AIM: Going through the material below, please gather all lines with the word "name" in them.

SUPPLIED DATA:
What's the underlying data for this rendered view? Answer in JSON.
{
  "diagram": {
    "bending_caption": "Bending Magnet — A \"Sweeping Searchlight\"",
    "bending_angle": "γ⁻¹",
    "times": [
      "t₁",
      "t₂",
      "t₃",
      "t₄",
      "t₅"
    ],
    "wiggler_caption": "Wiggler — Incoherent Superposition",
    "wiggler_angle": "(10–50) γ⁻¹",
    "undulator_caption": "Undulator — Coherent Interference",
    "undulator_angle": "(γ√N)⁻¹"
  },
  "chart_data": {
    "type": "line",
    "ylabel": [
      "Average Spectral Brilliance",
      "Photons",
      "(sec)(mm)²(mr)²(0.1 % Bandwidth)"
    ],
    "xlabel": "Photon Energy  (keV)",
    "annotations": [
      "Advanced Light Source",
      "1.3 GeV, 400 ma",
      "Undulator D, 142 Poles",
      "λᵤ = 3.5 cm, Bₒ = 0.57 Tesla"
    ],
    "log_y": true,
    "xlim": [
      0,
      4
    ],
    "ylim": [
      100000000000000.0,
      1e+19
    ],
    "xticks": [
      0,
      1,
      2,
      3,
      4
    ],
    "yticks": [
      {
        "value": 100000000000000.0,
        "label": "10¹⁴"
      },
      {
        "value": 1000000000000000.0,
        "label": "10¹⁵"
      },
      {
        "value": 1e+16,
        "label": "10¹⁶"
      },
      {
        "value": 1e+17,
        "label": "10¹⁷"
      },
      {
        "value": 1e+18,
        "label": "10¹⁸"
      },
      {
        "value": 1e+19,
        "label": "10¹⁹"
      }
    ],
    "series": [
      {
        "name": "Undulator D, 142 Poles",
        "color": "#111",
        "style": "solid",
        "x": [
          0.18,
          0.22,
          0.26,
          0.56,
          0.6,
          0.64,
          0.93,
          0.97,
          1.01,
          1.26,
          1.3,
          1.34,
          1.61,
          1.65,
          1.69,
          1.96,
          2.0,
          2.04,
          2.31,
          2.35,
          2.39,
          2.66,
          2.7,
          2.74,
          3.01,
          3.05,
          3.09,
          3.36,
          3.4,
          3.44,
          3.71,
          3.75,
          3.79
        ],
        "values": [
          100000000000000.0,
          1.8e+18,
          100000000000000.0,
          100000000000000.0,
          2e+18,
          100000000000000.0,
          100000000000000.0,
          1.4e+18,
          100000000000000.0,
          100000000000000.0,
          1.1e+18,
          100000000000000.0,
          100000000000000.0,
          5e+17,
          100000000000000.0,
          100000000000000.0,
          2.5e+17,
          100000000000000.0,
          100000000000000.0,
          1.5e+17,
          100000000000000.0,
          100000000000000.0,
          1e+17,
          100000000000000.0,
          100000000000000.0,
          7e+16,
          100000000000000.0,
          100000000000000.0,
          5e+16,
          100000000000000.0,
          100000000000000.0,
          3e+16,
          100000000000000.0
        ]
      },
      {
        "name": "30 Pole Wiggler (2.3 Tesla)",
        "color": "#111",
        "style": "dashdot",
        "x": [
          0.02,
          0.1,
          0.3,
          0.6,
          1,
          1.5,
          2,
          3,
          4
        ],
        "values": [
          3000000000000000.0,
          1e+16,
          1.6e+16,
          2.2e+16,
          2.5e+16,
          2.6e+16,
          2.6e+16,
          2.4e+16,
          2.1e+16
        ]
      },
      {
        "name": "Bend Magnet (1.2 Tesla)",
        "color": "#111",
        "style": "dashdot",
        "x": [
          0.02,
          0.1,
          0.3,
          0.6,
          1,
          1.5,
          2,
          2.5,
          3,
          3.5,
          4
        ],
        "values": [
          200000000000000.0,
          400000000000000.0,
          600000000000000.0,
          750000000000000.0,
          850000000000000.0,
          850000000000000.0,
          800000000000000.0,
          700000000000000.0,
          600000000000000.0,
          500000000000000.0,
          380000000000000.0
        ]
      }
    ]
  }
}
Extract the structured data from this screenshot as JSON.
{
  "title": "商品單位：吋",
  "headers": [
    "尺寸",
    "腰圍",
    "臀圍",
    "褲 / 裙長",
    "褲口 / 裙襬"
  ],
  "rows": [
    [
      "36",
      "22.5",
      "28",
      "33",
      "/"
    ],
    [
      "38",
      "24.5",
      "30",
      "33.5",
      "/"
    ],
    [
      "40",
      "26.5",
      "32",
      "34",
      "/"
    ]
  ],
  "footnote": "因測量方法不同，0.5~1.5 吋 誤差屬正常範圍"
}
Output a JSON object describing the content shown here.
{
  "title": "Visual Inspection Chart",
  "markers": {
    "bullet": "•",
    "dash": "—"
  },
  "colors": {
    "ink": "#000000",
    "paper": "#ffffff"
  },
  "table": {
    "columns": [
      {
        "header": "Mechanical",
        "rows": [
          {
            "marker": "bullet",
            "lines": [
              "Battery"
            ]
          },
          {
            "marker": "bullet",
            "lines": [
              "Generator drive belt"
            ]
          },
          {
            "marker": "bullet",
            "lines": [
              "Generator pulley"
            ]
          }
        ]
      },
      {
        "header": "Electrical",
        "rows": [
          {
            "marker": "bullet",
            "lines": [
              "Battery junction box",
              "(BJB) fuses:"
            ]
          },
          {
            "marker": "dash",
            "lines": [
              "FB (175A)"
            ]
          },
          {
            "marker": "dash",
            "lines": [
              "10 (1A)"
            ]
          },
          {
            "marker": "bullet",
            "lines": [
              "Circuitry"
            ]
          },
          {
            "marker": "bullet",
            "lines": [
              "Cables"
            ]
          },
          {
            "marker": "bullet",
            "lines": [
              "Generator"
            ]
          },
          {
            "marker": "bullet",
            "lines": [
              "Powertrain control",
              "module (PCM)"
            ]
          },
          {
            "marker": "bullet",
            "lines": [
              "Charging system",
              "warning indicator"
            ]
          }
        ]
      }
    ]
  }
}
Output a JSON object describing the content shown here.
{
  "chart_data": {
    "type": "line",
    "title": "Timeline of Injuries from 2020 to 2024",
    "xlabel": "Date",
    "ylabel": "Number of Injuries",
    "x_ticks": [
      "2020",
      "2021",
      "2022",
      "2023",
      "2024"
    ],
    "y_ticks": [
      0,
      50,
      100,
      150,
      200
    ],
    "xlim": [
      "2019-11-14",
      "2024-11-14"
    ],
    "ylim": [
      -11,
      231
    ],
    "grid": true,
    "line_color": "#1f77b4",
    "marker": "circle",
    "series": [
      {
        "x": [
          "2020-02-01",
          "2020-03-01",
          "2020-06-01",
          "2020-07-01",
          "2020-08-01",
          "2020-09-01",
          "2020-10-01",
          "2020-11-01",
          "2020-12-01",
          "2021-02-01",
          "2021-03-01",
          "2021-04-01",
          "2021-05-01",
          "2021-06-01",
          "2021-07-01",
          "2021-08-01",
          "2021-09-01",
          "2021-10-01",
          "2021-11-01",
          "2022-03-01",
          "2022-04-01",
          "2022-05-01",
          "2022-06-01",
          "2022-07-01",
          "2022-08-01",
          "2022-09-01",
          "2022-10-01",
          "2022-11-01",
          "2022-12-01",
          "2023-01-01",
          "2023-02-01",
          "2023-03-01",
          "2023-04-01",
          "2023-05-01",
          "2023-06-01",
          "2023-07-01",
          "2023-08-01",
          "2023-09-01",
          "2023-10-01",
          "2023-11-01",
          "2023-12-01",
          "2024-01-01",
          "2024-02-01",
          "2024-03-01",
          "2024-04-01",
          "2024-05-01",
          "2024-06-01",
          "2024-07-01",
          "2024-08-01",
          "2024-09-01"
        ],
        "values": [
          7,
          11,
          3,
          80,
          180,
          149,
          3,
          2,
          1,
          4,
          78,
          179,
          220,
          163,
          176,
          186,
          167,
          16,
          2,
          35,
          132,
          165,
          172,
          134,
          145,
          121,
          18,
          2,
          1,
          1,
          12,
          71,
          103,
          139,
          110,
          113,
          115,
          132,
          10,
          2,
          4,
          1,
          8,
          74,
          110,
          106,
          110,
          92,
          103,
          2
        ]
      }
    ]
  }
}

SOLUTION TO THIS EXERCISE:
        "name": "Undulator D, 142 Poles",
        "name": "30 Pole Wiggler (2.3 Tesla)",
        "name": "Bend Magnet (1.2 Tesla)",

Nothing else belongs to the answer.